Objective -
Look through the data below and return each line where "CERES" appears.

Material shown -

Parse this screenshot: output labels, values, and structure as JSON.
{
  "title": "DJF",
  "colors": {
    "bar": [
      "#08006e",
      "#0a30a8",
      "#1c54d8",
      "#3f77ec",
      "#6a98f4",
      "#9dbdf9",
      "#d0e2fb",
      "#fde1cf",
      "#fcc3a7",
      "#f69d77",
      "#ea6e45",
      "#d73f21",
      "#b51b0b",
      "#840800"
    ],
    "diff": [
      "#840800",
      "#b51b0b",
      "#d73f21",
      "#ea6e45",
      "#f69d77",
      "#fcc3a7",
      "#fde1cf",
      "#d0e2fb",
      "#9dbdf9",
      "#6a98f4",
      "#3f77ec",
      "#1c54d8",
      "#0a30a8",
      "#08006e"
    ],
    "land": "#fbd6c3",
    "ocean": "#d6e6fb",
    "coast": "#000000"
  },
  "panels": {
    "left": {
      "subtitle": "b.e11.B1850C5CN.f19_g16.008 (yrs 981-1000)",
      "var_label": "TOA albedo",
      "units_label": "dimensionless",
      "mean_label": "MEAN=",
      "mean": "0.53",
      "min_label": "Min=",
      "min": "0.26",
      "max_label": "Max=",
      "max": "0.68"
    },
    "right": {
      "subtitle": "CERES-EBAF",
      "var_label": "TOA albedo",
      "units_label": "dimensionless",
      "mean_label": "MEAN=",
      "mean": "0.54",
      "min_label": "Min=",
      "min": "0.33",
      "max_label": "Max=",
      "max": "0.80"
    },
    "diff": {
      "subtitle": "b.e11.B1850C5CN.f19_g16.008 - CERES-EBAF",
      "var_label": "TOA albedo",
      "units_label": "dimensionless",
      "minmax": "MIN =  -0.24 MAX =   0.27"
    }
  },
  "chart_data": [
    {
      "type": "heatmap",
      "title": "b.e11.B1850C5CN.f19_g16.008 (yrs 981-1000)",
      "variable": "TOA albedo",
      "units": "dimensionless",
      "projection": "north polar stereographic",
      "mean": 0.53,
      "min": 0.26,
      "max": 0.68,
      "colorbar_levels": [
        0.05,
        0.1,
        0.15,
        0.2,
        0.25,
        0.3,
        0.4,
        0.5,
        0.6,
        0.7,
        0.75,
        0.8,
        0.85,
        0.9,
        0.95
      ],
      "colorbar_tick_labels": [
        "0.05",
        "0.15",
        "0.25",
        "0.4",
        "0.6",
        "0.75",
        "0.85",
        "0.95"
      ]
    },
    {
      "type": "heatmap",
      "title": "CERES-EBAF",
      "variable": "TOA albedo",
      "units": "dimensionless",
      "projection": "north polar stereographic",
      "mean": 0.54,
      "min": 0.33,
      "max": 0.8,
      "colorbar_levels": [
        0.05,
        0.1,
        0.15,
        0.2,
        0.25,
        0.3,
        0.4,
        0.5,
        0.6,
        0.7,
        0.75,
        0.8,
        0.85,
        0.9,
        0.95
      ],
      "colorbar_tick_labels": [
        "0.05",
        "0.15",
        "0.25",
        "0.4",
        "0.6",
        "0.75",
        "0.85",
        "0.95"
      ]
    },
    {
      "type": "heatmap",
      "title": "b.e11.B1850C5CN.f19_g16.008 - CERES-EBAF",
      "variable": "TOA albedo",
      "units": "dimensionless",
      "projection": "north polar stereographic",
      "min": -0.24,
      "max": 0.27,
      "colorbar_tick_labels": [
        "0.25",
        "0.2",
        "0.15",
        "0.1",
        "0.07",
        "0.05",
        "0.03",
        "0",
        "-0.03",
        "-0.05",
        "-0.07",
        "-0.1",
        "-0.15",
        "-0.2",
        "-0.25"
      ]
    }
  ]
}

---

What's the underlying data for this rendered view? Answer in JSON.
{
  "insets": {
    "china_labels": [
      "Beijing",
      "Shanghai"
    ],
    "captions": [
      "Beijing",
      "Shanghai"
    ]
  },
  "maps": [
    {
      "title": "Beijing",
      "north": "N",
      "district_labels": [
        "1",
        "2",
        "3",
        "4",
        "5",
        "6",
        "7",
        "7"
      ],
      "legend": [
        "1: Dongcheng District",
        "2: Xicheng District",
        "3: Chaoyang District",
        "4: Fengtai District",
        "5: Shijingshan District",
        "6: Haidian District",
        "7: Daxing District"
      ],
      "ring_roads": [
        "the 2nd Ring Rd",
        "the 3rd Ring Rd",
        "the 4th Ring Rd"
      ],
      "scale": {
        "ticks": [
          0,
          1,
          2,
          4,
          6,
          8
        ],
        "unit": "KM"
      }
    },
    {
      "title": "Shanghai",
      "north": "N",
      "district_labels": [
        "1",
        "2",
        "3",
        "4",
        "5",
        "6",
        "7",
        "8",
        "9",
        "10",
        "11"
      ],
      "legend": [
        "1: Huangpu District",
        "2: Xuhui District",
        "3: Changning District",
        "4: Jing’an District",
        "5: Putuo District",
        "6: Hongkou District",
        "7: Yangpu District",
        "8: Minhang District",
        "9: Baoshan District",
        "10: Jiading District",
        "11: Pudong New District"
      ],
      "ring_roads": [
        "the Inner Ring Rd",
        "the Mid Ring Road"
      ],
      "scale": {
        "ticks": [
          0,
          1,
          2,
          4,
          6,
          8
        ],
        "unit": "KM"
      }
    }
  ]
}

Answer in full -
      "subtitle": "CERES-EBAF",
      "subtitle": "b.e11.B1850C5CN.f19_g16.008 - CERES-EBAF",
      "title": "CERES-EBAF",
      "title": "b.e11.B1850C5CN.f19_g16.008 - CERES-EBAF",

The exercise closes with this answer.